• Objective
Which lines have the string "Audio"? Copy all of them from the entries below.

== == ==

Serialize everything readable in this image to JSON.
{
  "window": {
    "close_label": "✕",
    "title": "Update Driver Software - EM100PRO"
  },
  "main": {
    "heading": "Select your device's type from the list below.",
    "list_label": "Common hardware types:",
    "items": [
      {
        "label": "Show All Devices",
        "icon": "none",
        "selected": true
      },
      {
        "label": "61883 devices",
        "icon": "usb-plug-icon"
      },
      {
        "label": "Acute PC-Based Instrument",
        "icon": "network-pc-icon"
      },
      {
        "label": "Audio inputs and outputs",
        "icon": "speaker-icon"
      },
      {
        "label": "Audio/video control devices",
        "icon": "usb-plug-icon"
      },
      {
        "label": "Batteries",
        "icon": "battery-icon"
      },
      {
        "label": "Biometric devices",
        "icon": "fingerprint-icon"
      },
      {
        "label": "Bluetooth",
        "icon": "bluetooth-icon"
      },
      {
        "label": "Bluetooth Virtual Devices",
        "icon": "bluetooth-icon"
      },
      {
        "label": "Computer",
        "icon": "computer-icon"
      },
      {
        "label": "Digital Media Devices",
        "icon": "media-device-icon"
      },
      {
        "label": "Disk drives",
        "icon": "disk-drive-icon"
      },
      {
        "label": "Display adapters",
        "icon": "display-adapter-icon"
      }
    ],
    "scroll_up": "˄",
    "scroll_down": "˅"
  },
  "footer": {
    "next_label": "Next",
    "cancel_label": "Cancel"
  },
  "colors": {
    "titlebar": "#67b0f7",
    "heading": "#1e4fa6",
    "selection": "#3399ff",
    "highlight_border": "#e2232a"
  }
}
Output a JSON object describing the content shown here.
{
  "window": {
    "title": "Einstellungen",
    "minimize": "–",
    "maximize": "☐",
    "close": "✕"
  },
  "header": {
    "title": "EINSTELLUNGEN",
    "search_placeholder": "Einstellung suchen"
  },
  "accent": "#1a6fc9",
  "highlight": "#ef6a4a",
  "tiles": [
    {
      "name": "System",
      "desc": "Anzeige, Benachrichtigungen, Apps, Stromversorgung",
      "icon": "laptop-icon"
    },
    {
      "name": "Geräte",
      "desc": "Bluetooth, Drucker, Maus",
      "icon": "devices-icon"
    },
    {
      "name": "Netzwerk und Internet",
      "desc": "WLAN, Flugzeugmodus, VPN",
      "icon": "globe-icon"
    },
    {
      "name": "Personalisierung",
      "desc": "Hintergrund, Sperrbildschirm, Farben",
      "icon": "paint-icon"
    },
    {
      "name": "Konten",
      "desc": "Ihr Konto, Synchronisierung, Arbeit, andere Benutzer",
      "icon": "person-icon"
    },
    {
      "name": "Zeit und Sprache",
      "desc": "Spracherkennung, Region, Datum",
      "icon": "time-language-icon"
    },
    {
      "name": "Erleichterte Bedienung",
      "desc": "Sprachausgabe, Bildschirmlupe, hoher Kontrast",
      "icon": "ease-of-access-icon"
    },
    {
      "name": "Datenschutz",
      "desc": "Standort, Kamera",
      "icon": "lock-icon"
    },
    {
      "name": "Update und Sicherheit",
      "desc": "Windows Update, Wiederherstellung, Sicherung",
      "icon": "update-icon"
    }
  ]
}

== == ==

• In response
        "label": "Audio inputs and outputs",
        "label": "Audio/video control devices",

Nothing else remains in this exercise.